» Given instruction A: Please return the lines of the records unchanged, from the line with "333, 440, 440]" to the last line of the records, including both of those lines.
** BEGIN Excerpt to read **
A CMY Cube puts all three filters on one object. Look through a single face and you see that face's colour. Look through two faces at once and the filters stack, each subtracting its share of the spectrum:

This is subtractive colour mixing, the same physics behind paint, ink, stained glass, and colour printing. Turn the cube and the combinations shift continuously, which is why it never looks the same twice. From three colours, dozens emerge.

Subtractive vs additive: why screens are different

There are two ways to make colour, and they are mirror images of each other. Your phone screen uses additive mixing: it starts with darkness and adds red, green, and blue light. Add all three and you get white. Pigments, inks and CMY Cubes use subtractive mixing: they start with white light and take wavelengths away. Subtract everything and you approach black.

It's the answer to a question every child asks and most adults can't answer: why does mixing paints give you different colours than mixing light? Now you can demonstrate it from your desk.

What does the K stand for?

In theory, cyan plus magenta plus yellow makes black. In practice, mixed inks produce a muddy dark brown, so printers add a fourth ink: K, for "key". That's CMYK, the model behind almost everything ever printed. The K Cube explores that shadowy end of the spectrum, a deep translucent black that studies the absence of colour with the same precision as its CMY siblings.

The five Platonic solids, in translucent colour

Over 2,000 years ago, Plato described five perfect 3D shapes: the only solids whose faces are identical regular polygons meeting identically at every corner. He was so taken with them that he matched each to a classical element. There are exactly five, there will never be a sixth, and our geometric range brings each one to life.

From flat to solid: 2D vs 3D

Every Platonic solid has a flat cousin. A regular polygon is the 2D version of the same idea: every side the same length, every angle the same size. An equilateral triangle, a perfect square, a regular pentagon. And here's the thing about 2D: the list never ends. You can draw a regular hexagon, a regular octagon, a regular 17-gon, a regular 1,000-gon. Flat space is endlessly generous.

Step up one dimension and that generosity vanishes. Build with those same perfect polygons in 3D, demanding the same regularity at every corner, and the infinite list collapses to exactly five solids. That cliff edge between dimensions is one of the most surprising results in geometry, and the proof is simple enough for the next section.

In 2D: regular polygons go on forever

Triangle, square, pentagon, hexagon, 17-gon, 1,000-gon...

In 3D: a flat net folds into a solid

Six squares become a cube. Only five solids are possible.

The bridge between the two worlds is the net: unfold a cube along its edges and it flattens into a cross of six squares, the 3D solid laid out in 2D. Print one, fold it, and you've built a Platonic solid with your hands, which is a classroom favourite for a reason. And if you're wondering whether the pattern continues upward: in four dimensions there are exactly six regular shapes, and from five dimensions onward, only three. Three dimensions, with its five perfect solids, is the genuinely interesting place to live. Lucky us.

What makes a solid Platonic? And why only five?
** END Excerpt to read **
** BEGIN Given data **
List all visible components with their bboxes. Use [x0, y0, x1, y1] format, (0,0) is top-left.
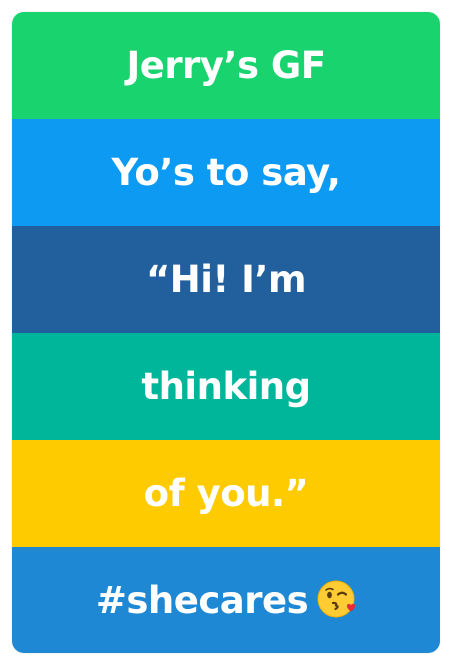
row-4: thinking	[12, 333, 440, 440]
row-3-text: “Hi! I’m	[145, 258, 307, 301]
row-5-text: of you.”	[143, 472, 309, 515]
row-6: #shecares	[12, 547, 440, 653]
row-2-text: Yo’s to say,	[111, 151, 341, 194]
row-1-text: Jerry’s GF	[126, 44, 326, 87]
kissing-face-winking-icon	[316, 579, 356, 619]
row-3: “Hi! I’m	[12, 226, 440, 333]
row-1: Jerry’s GF	[12, 12, 440, 119]
row-4-text: thinking	[141, 365, 311, 408]
row-2: Yo’s to say,	[12, 119, 440, 226]
row-5: of you.”	[12, 440, 440, 547]
hashtag-text: #shecares	[95, 578, 309, 622]
message-card: Jerry’s GF Yo’s to say, “Hi! I’m thinkin…	[12, 12, 440, 653]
** END Given data **
» Given instruction B: In the passage on color mixing and Platonic solids, what does the K in CMYK stand for?

» Final answer A:
row-4: thinking	[12, 333, 440, 440]
row-3-text: “Hi! I’m	[145, 258, 307, 301]
row-5-text: of you.”	[143, 472, 309, 515]
row-6: #shecares	[12, 547, 440, 653]
row-2-text: Yo’s to say,	[111, 151, 341, 194]
row-1-text: Jerry’s GF	[126, 44, 326, 87]
kissing-face-winking-icon	[316, 579, 356, 619]
row-3: “Hi! I’m	[12, 226, 440, 333]
row-1: Jerry’s GF	[12, 12, 440, 119]
row-4-text: thinking	[141, 365, 311, 408]
row-2: Yo’s to say,	[12, 119, 440, 226]
row-5: of you.”	[12, 440, 440, 547]
hashtag-text: #shecares	[95, 578, 309, 622]
message-card: Jerry’s GF Yo’s to say, “Hi! I’m thinkin…	[12, 12, 440, 653]

» Final answer B: Key.